• _SET PROBLEM_: The listing below should be printed exactly, every line of it. Skip the pictures.

═══ DATA LINES

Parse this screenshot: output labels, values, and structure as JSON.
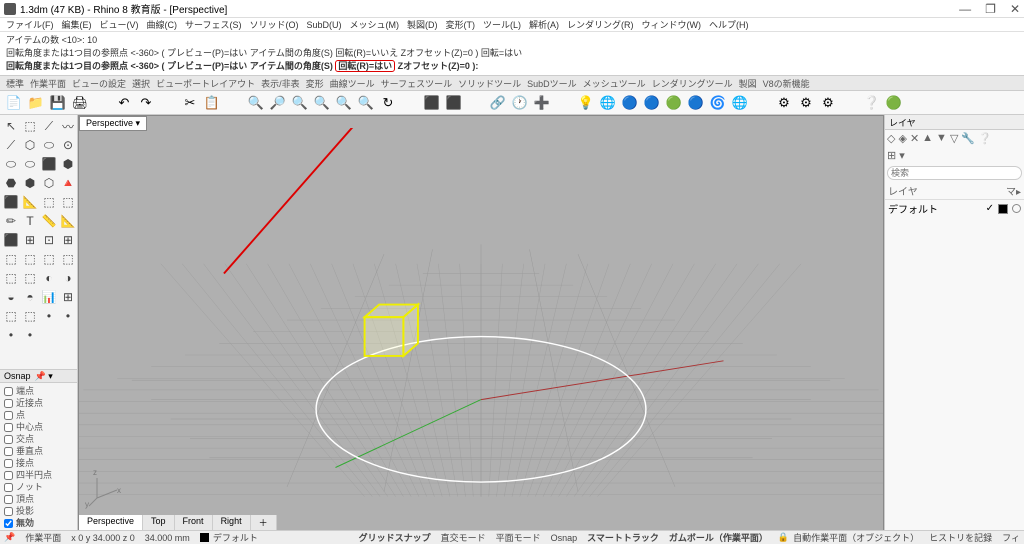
{
  "title": "1.3dm (47 KB) - Rhino 8 教育版 - [Perspective]",
  "menus": [
    "ファイル(F)",
    "編集(E)",
    "ビュー(V)",
    "曲線(C)",
    "サーフェス(S)",
    "ソリッド(O)",
    "SubD(U)",
    "メッシュ(M)",
    "製図(D)",
    "変形(T)",
    "ツール(L)",
    "解析(A)",
    "レンダリング(R)",
    "ウィンドウ(W)",
    "ヘルプ(H)"
  ],
  "cmd": {
    "l0": "アイテムの数 <10>: 10",
    "l1": "回転角度または1つ目の参照点 <-360> ( プレビュー(P)=はい  アイテム間の角度(S)  回転(R)=いいえ  Zオフセット(Z)=0 ) 回転=はい",
    "l2a": "回転角度または1つ目の参照点 <-360> ( プレビュー(P)=はい アイテム間の角度(S) ",
    "l2b": "回転(R)=はい",
    "l2c": " Zオフセット(Z)=0 ):"
  },
  "tabs": [
    "標準",
    "作業平面",
    "ビューの設定",
    "選択",
    "ビューポートレイアウト",
    "表示/非表",
    "変形",
    "曲線ツール",
    "サーフェスツール",
    "ソリッドツール",
    "SubDツール",
    "メッシュツール",
    "レンダリングツール",
    "製図",
    "V8の新機能"
  ],
  "toolbar_icons": [
    "📄",
    "📁",
    "💾",
    "🖨",
    "   ",
    "↶",
    "↷",
    "   ",
    "✂",
    "📋",
    "   ",
    "🔍",
    "🔎",
    "🔍",
    "🔍",
    "🔍",
    "🔍",
    "↻",
    "   ",
    "⬛",
    "⬛",
    "   ",
    "🔗",
    "🕐",
    "➕",
    "   ",
    "💡",
    "🌐",
    "🔵",
    "🔵",
    "🟢",
    "🔵",
    "🌀",
    "🌐",
    "   ",
    "⚙",
    "⚙",
    "⚙",
    "   ",
    "❔",
    "🟢"
  ],
  "left_tools": [
    "↖",
    "⬚",
    "⟋",
    "〰",
    "⟋",
    "⬡",
    "⬭",
    "⊙",
    "⬭",
    "⬭",
    "⬛",
    "⬢",
    "⬣",
    "⬢",
    "⬡",
    "🔺",
    "⬛",
    "📐",
    "⬚",
    "⬚",
    "✏",
    "T",
    "📏",
    "📐",
    "⬛",
    "⊞",
    "⊡",
    "⊞",
    "⬚",
    "⬚",
    "⬚",
    "⬚",
    "⬚",
    "⬚",
    "◐",
    "◑",
    "◒",
    "◓",
    "📊",
    "⊞",
    "⬚",
    "⬚",
    "•",
    "•",
    "•",
    "•"
  ],
  "osnap": {
    "title": "Osnap",
    "items": [
      "端点",
      "近接点",
      "点",
      "中心点",
      "交点",
      "垂直点",
      "接点",
      "四半円点",
      "ノット",
      "頂点",
      "投影"
    ],
    "disable": "無効"
  },
  "viewport": {
    "label": "Perspective ▾",
    "tabs": [
      "Perspective",
      "Top",
      "Front",
      "Right",
      "＋"
    ]
  },
  "right": {
    "title": "レイヤ",
    "search_ph": "検索",
    "col_layer": "レイヤ",
    "col_m": "マ▸",
    "default": "デフォルト"
  },
  "status": {
    "wp": "作業平面",
    "coord": "x 0   y 34.000   z 0",
    "dim": "34.000 mm",
    "deflayer": "デフォルト",
    "items": [
      "グリッドスナップ",
      "直交モード",
      "平面モード",
      "Osnap",
      "スマートトラック",
      "ガムボール（作業平面）",
      "自動作業平面（オブジェクト）",
      "ヒストリを記録",
      "フィ"
    ]
  },
  "axis": {
    "x": "x",
    "y": "y",
    "z": "z"
  }
}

══════

• _ANSWER TO THE TASK_:
Parse this screenshot: output labels, values, and structure as JSON.
{
  "title": "1.3dm (47 KB) - Rhino 8 教育版 - [Perspective]",
  "menus": [
    "ファイル(F)",
    "編集(E)",
    "ビュー(V)",
    "曲線(C)",
    "サーフェス(S)",
    "ソリッド(O)",
    "SubD(U)",
    "メッシュ(M)",
    "製図(D)",
    "変形(T)",
    "ツール(L)",
    "解析(A)",
    "レンダリング(R)",
    "ウィンドウ(W)",
    "ヘルプ(H)"
  ],
  "cmd": {
    "l0": "アイテムの数 <10>: 10",
    "l1": "回転角度または1つ目の参照点 <-360> ( プレビュー(P)=はい  アイテム間の角度(S)  回転(R)=いいえ  Zオフセット(Z)=0 ) 回転=はい",
    "l2a": "回転角度または1つ目の参照点 <-360> ( プレビュー(P)=はい アイテム間の角度(S) ",
    "l2b": "回転(R)=はい",
    "l2c": " Zオフセット(Z)=0 ):"
  },
  "tabs": [
    "標準",
    "作業平面",
    "ビューの設定",
    "選択",
    "ビューポートレイアウト",
    "表示/非表",
    "変形",
    "曲線ツール",
    "サーフェスツール",
    "ソリッドツール",
    "SubDツール",
    "メッシュツール",
    "レンダリングツール",
    "製図",
    "V8の新機能"
  ],
  "toolbar_icons": [
    "📄",
    "📁",
    "💾",
    "🖨",
    "   ",
    "↶",
    "↷",
    "   ",
    "✂",
    "📋",
    "   ",
    "🔍",
    "🔎",
    "🔍",
    "🔍",
    "🔍",
    "🔍",
    "↻",
    "   ",
    "⬛",
    "⬛",
    "   ",
    "🔗",
    "🕐",
    "➕",
    "   ",
    "💡",
    "🌐",
    "🔵",
    "🔵",
    "🟢",
    "🔵",
    "🌀",
    "🌐",
    "   ",
    "⚙",
    "⚙",
    "⚙",
    "   ",
    "❔",
    "🟢"
  ],
  "left_tools": [
    "↖",
    "⬚",
    "⟋",
    "〰",
    "⟋",
    "⬡",
    "⬭",
    "⊙",
    "⬭",
    "⬭",
    "⬛",
    "⬢",
    "⬣",
    "⬢",
    "⬡",
    "🔺",
    "⬛",
    "📐",
    "⬚",
    "⬚",
    "✏",
    "T",
    "📏",
    "📐",
    "⬛",
    "⊞",
    "⊡",
    "⊞",
    "⬚",
    "⬚",
    "⬚",
    "⬚",
    "⬚",
    "⬚",
    "◐",
    "◑",
    "◒",
    "◓",
    "📊",
    "⊞",
    "⬚",
    "⬚",
    "•",
    "•",
    "•",
    "•"
  ],
  "osnap": {
    "title": "Osnap",
    "items": [
      "端点",
      "近接点",
      "点",
      "中心点",
      "交点",
      "垂直点",
      "接点",
      "四半円点",
      "ノット",
      "頂点",
      "投影"
    ],
    "disable": "無効"
  },
  "viewport": {
    "label": "Perspective ▾",
    "tabs": [
      "Perspective",
      "Top",
      "Front",
      "Right",
      "＋"
    ]
  },
  "right": {
    "title": "レイヤ",
    "search_ph": "検索",
    "col_layer": "レイヤ",
    "col_m": "マ▸",
    "default": "デフォルト"
  },
  "status": {
    "wp": "作業平面",
    "coord": "x 0   y 34.000   z 0",
    "dim": "34.000 mm",
    "deflayer": "デフォルト",
    "items": [
      "グリッドスナップ",
      "直交モード",
      "平面モード",
      "Osnap",
      "スマートトラック",
      "ガムボール（作業平面）",
      "自動作業平面（オブジェクト）",
      "ヒストリを記録",
      "フィ"
    ]
  },
  "axis": {
    "x": "x",
    "y": "y",
    "z": "z"
  }
}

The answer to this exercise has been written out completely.